------ Exercise material ------

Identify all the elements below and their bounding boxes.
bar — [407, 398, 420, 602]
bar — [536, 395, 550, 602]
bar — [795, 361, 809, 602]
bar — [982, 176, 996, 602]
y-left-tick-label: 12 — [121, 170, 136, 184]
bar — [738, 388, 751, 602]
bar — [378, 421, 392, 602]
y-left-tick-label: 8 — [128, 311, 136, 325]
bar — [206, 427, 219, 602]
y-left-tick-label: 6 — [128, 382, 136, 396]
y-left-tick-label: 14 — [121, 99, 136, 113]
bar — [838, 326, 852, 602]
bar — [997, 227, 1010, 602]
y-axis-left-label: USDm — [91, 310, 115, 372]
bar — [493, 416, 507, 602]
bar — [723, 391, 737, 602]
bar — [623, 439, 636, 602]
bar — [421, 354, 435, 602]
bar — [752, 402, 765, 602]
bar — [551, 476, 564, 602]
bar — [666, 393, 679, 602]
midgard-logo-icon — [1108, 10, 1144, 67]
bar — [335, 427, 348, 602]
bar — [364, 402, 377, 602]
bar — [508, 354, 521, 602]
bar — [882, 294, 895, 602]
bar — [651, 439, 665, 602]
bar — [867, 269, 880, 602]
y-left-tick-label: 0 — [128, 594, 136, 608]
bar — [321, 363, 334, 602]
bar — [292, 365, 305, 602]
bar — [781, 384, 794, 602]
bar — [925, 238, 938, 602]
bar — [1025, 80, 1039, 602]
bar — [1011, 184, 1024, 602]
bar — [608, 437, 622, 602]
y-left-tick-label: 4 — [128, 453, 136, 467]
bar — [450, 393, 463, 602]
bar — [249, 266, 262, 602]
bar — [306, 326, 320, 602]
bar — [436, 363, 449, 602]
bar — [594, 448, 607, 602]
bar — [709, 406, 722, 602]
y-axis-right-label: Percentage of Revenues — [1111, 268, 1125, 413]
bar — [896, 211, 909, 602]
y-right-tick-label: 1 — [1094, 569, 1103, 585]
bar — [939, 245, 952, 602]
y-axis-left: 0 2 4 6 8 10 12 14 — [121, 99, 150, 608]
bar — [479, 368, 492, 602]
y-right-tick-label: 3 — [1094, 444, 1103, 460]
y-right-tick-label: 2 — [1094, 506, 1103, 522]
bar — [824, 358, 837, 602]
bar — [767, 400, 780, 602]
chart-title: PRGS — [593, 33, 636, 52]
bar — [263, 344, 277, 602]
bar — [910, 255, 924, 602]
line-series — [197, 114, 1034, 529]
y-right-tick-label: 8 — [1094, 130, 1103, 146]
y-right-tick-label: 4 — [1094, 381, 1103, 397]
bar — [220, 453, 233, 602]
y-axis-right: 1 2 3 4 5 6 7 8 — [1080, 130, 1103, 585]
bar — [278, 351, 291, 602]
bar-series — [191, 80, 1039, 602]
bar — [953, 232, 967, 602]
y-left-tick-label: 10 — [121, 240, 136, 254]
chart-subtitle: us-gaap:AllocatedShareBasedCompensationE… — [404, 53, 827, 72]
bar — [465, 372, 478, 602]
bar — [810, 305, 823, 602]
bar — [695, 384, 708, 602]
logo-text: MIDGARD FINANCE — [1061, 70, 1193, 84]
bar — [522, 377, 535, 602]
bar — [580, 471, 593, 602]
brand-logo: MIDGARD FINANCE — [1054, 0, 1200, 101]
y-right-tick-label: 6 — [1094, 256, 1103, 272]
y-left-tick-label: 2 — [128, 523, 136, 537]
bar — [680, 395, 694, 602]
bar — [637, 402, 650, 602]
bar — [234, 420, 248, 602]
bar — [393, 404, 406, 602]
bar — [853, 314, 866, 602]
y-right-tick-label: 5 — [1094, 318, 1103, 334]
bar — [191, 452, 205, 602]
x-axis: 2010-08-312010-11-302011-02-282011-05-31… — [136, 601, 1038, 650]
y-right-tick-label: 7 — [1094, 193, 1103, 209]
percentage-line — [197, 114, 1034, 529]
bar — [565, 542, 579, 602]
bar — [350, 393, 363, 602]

------

Convert every line of the entries above into a Markdown table with the columns Row and Entry line. Number each line and skip any blank lines.

| Row | Entry line |
|---|---|
| 1 | Identify all the elements below and their bounding boxes. |
| 2 | bar — [407, 398, 420, 602] |
| 3 | bar — [536, 395, 550, 602] |
| 4 | bar — [795, 361, 809, 602] |
| 5 | bar — [982, 176, 996, 602] |
| 6 | y-left-tick-label: 12 — [121, 170, 136, 184] |
| 7 | bar — [738, 388, 751, 602] |
| 8 | bar — [378, 421, 392, 602] |
| 9 | y-left-tick-label: 8 — [128, 311, 136, 325] |
| 10 | bar — [206, 427, 219, 602] |
| 11 | y-left-tick-label: 6 — [128, 382, 136, 396] |
| 12 | y-left-tick-label: 14 — [121, 99, 136, 113] |
| 13 | bar — [838, 326, 852, 602] |
| 14 | bar — [997, 227, 1010, 602] |
| 15 | y-axis-left-label: USDm — [91, 310, 115, 372] |
| 16 | bar — [493, 416, 507, 602] |
| 17 | bar — [723, 391, 737, 602] |
| 18 | bar — [623, 439, 636, 602] |
| 19 | bar — [421, 354, 435, 602] |
| 20 | bar — [752, 402, 765, 602] |
| 21 | bar — [551, 476, 564, 602] |
| 22 | bar — [666, 393, 679, 602] |
| 23 | midgard-logo-icon — [1108, 10, 1144, 67] |
| 24 | bar — [335, 427, 348, 602] |
| 25 | bar — [364, 402, 377, 602] |
| 26 | bar — [508, 354, 521, 602] |
| 27 | bar — [882, 294, 895, 602] |
| 28 | bar — [651, 439, 665, 602] |
| 29 | bar — [867, 269, 880, 602] |
| 30 | y-left-tick-label: 0 — [128, 594, 136, 608] |
| 31 | bar — [321, 363, 334, 602] |
| 32 | bar — [292, 365, 305, 602] |
| 33 | bar — [781, 384, 794, 602] |
| 34 | bar — [925, 238, 938, 602] |
| 35 | bar — [1025, 80, 1039, 602] |
| 36 | bar — [1011, 184, 1024, 602] |
| 37 | bar — [608, 437, 622, 602] |
| 38 | y-left-tick-label: 4 — [128, 453, 136, 467] |
| 39 | bar — [450, 393, 463, 602] |
| 40 | bar — [249, 266, 262, 602] |
| 41 | bar — [306, 326, 320, 602] |
| 42 | bar — [436, 363, 449, 602] |
| 43 | bar — [594, 448, 607, 602] |
| 44 | bar — [709, 406, 722, 602] |
| 45 | y-axis-right-label: Percentage of Revenues — [1111, 268, 1125, 413] |
| 46 | bar — [896, 211, 909, 602] |
| 47 | y-right-tick-label: 1 — [1094, 569, 1103, 585] |
| 48 | bar — [939, 245, 952, 602] |
| 49 | y-axis-left: 0 2 4 6 8 10 12 14 — [121, 99, 150, 608] |
| 50 | bar — [479, 368, 492, 602] |
| 51 | y-right-tick-label: 3 — [1094, 444, 1103, 460] |
| 52 | y-right-tick-label: 2 — [1094, 506, 1103, 522] |
| 53 | bar — [824, 358, 837, 602] |
| 54 | bar — [767, 400, 780, 602] |
| 55 | chart-title: PRGS — [593, 33, 636, 52] |
| 56 | bar — [263, 344, 277, 602] |
| 57 | bar — [910, 255, 924, 602] |
| 58 | line-series — [197, 114, 1034, 529] |
| 59 | y-right-tick-label: 8 — [1094, 130, 1103, 146] |
| 60 | y-right-tick-label: 4 — [1094, 381, 1103, 397] |
| 61 | bar — [220, 453, 233, 602] |
| 62 | y-axis-right: 1 2 3 4 5 6 7 8 — [1080, 130, 1103, 585] |
| 63 | bar — [278, 351, 291, 602] |
| 64 | bar-series — [191, 80, 1039, 602] |
| 65 | bar — [953, 232, 967, 602] |
| 66 | y-left-tick-label: 10 — [121, 240, 136, 254] |
| 67 | chart-subtitle: us-gaap:AllocatedShareBasedCompensationE… — [404, 53, 827, 72] |
| 68 | bar — [465, 372, 478, 602] |
| 69 | bar — [810, 305, 823, 602] |
| 70 | bar — [695, 384, 708, 602] |
| 71 | logo-text: MIDGARD FINANCE — [1061, 70, 1193, 84] |
| 72 | bar — [522, 377, 535, 602] |
| 73 | bar — [580, 471, 593, 602] |
| 74 | brand-logo: MIDGARD FINANCE — [1054, 0, 1200, 101] |
| 75 | y-right-tick-label: 6 — [1094, 256, 1103, 272] |
| 76 | y-left-tick-label: 2 — [128, 523, 136, 537] |
| 77 | bar — [680, 395, 694, 602] |
| 78 | bar — [637, 402, 650, 602] |
| 79 | bar — [234, 420, 248, 602] |
| 80 | bar — [393, 404, 406, 602] |
| 81 | bar — [853, 314, 866, 602] |
| 82 | y-right-tick-label: 5 — [1094, 318, 1103, 334] |
| 83 | bar — [191, 452, 205, 602] |
| 84 | x-axis: 2010-08-312010-11-302011-02-282011-05-31… — [136, 601, 1038, 650] |
| 85 | y-right-tick-label: 7 — [1094, 193, 1103, 209] |
| 86 | percentage-line — [197, 114, 1034, 529] |
| 87 | bar — [565, 542, 579, 602] |
| 88 | bar — [350, 393, 363, 602] |